根据正文,数据库管理系统位于哪两者之间?

**正文:**
----

数据库基本概念与关系数据模型(Database Fundamentals and the Relational Data Model)
数据库的四个基本概念(Four Basic Concepts of Database Systems)
数据(Data)
- 数据(Data)是数据库中存储的基本对象。
- Data is the basic object stored in a database.
- 数据的定义:描述事物的符号记录。
- Data can be defined as symbolic records that describe things.
- 数据的形式可以是数字、文本、图形、音频、视频等。
- Data may take the form of numbers, text, graphics, audio, video, and so on.
- 数据的含义称为数据的语义(Semantics),数据与其语义不可分离。
- The meaning of data is called semantics, and data cannot be separated from its semantics.
示例:
(2018002, 刘晨, 女, 1999-09-01, 计算机科学与技术)对应语义:学号、姓名、性别、出生日期、主修专业。
数据库(Database, DB)
- 数据库是长期存储在计算机内、有组织、可共享的大量数据的集合。
- A database is an organized collection of shared data stored in a computer for a long period of time.
- 建立数据库的目的之一,是将应用所需的大量数据集中保存,以便进一步加工处理、提取信息并形成知识。
- One important purpose of a database is to store large amounts of application data for further processing, information extraction, and knowledge discovery.
- 数据库的基本特征包括:
- 按一定的数据模型(Data Model)组织、描述和存储数据。
- Data is organized, described, and stored according to a specific data model.
- 冗余度较低。
- Data redundancy is relatively low.
- 数据独立性较高。
- Data independence is relatively high.
- 可扩展性较强。
- The database is relatively easy to extend.
数据库管理系统(Database Management System, DBMS)
- DBMS 是计算机系统中的基础软件,也是一个大型、复杂的数据管理软件系统。
- A DBMS is a fundamental software system for managing data, and it is typically large and complex.
- 它位于用户与操作系统之间,负责对数据进行定义、组织、存储、维护和操纵。
- It sits between users and the operating system, and is responsible for defining, organizing, storing, maintaining, and manipulating data.
- 主要功能包括:
- 数据定义功能(Data Definition)
- 提供数据定义语言(DDL, Data Definition Language)。
- It provides a Data Definition Language (DDL).
- 定义数据库中的数据对象及其结构。
- It defines data objects and their structures in the database.
- 数据组织、存储和管理(Data Organization, Storage, and Management)
- 分类组织、存储和管理用户数据与元数据(Metadata)。
- It organizes, stores, and manages both user data and metadata.

----

**已知信息:**
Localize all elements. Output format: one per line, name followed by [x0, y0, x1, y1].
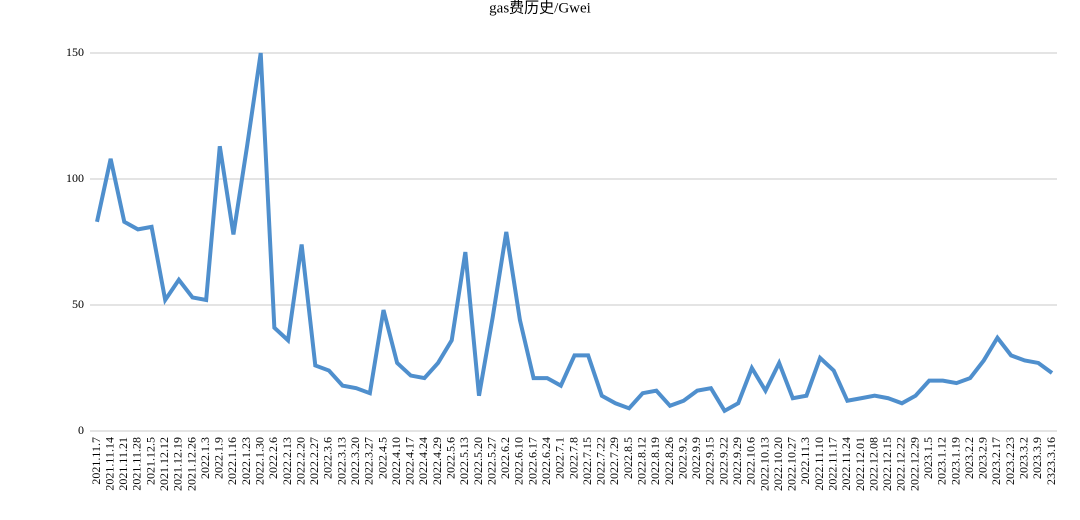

----

**任务作答:** 数据库管理系统位于用户与操作系统之间。